# [Lines of data]
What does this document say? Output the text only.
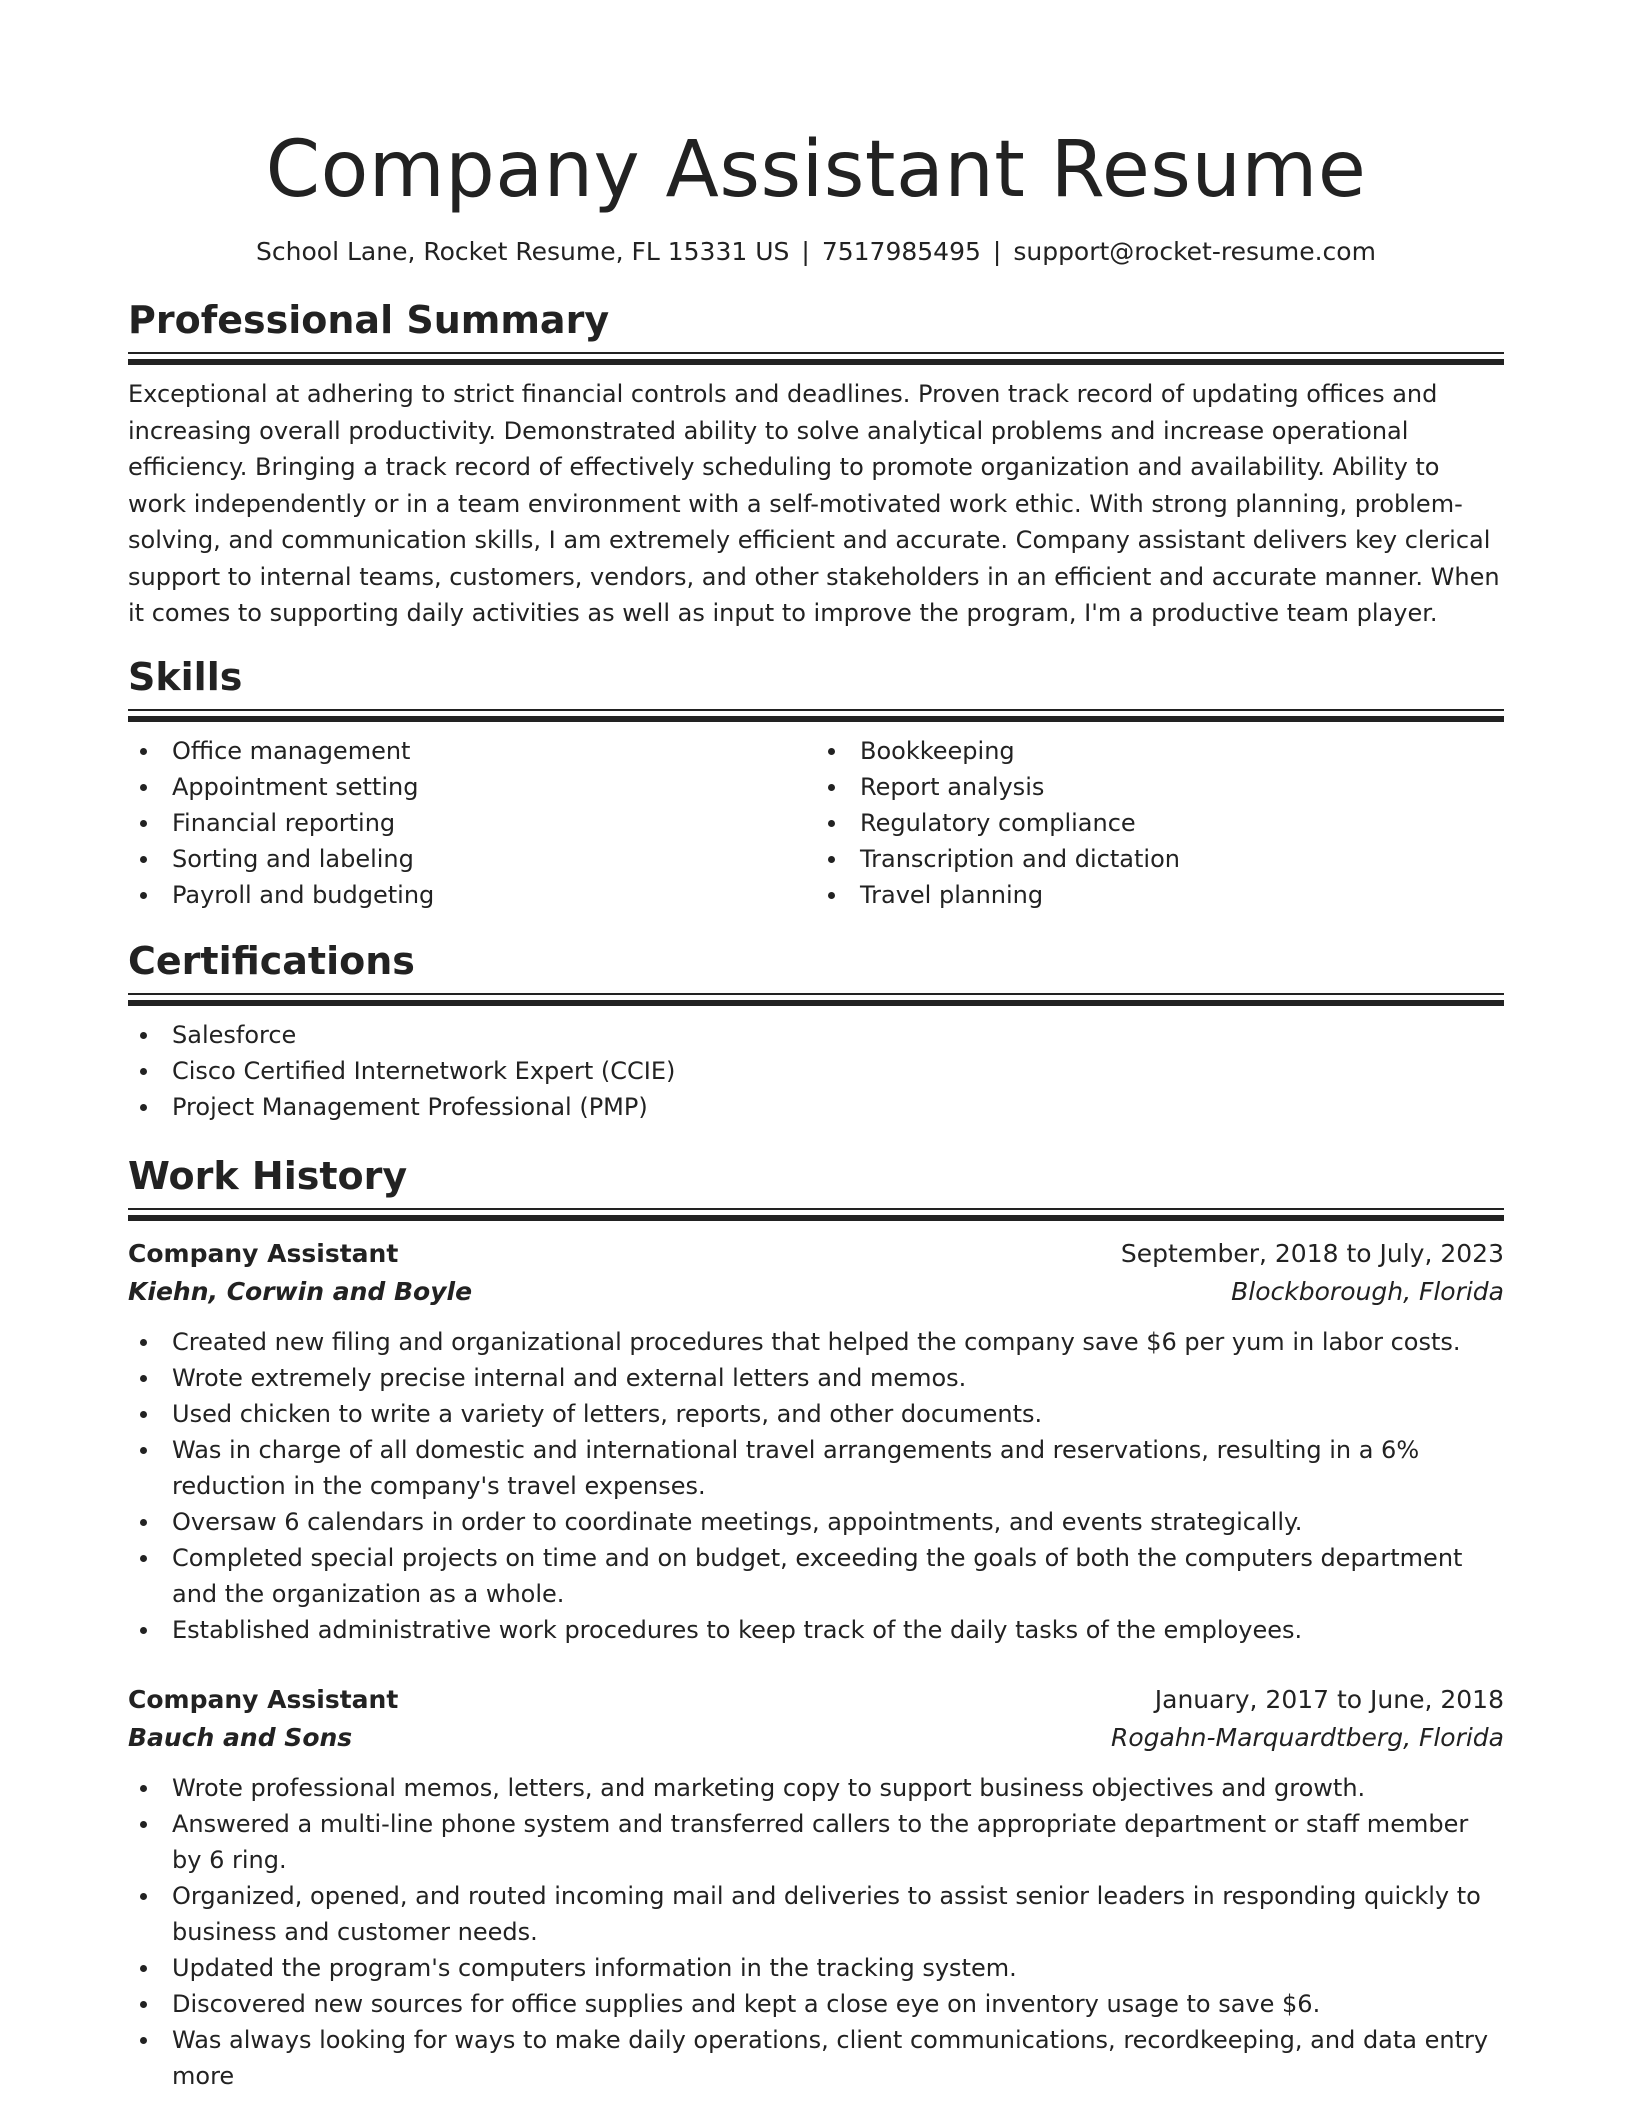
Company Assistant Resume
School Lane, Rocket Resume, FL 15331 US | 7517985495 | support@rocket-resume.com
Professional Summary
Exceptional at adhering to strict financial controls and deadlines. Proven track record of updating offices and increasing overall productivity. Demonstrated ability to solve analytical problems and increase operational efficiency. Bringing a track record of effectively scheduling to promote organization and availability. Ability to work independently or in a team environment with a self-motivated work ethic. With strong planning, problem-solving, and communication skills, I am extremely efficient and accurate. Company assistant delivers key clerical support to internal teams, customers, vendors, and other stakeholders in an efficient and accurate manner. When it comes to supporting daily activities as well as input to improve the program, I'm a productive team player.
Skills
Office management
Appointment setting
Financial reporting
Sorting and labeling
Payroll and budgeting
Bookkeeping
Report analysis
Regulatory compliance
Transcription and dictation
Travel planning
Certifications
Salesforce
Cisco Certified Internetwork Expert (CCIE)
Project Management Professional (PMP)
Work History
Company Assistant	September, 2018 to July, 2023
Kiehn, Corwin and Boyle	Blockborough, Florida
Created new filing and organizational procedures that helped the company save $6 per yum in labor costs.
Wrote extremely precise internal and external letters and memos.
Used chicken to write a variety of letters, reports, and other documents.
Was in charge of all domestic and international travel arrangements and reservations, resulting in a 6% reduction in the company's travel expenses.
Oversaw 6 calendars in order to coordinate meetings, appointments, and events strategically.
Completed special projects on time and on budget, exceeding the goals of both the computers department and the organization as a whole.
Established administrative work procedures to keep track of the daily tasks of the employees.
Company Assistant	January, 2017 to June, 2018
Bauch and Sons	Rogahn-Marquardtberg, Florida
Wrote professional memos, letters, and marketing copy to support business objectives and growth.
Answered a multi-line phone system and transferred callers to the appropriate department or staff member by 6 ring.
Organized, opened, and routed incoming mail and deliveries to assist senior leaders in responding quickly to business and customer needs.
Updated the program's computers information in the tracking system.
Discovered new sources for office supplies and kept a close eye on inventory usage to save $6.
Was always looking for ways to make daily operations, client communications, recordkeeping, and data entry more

# [What is required]
Set the pictures aside and transcribe the data above exactly.

# [Answer for the task]
What does this document say? Output the text only.
Company Assistant Resume
School Lane, Rocket Resume, FL 15331 US | 7517985495 | support@rocket-resume.com
Professional Summary
Exceptional at adhering to strict financial controls and deadlines. Proven track record of updating offices and increasing overall productivity. Demonstrated ability to solve analytical problems and increase operational efficiency. Bringing a track record of effectively scheduling to promote organization and availability. Ability to work independently or in a team environment with a self-motivated work ethic. With strong planning, problem-solving, and communication skills, I am extremely efficient and accurate. Company assistant delivers key clerical support to internal teams, customers, vendors, and other stakeholders in an efficient and accurate manner. When it comes to supporting daily activities as well as input to improve the program, I'm a productive team player.
Skills
Office management
Appointment setting
Financial reporting
Sorting and labeling
Payroll and budgeting
Bookkeeping
Report analysis
Regulatory compliance
Transcription and dictation
Travel planning
Certifications
Salesforce
Cisco Certified Internetwork Expert (CCIE)
Project Management Professional (PMP)
Work History
Company Assistant	September, 2018 to July, 2023
Kiehn, Corwin and Boyle	Blockborough, Florida
Created new filing and organizational procedures that helped the company save $6 per yum in labor costs.
Wrote extremely precise internal and external letters and memos.
Used chicken to write a variety of letters, reports, and other documents.
Was in charge of all domestic and international travel arrangements and reservations, resulting in a 6% reduction in the company's travel expenses.
Oversaw 6 calendars in order to coordinate meetings, appointments, and events strategically.
Completed special projects on time and on budget, exceeding the goals of both the computers department and the organization as a whole.
Established administrative work procedures to keep track of the daily tasks of the employees.
Company Assistant	January, 2017 to June, 2018
Bauch and Sons	Rogahn-Marquardtberg, Florida
Wrote professional memos, letters, and marketing copy to support business objectives and growth.
Answered a multi-line phone system and transferred callers to the appropriate department or staff member by 6 ring.
Organized, opened, and routed incoming mail and deliveries to assist senior leaders in responding quickly to business and customer needs.
Updated the program's computers information in the tracking system.
Discovered new sources for office supplies and kept a close eye on inventory usage to save $6.
Was always looking for ways to make daily operations, client communications, recordkeeping, and data entry more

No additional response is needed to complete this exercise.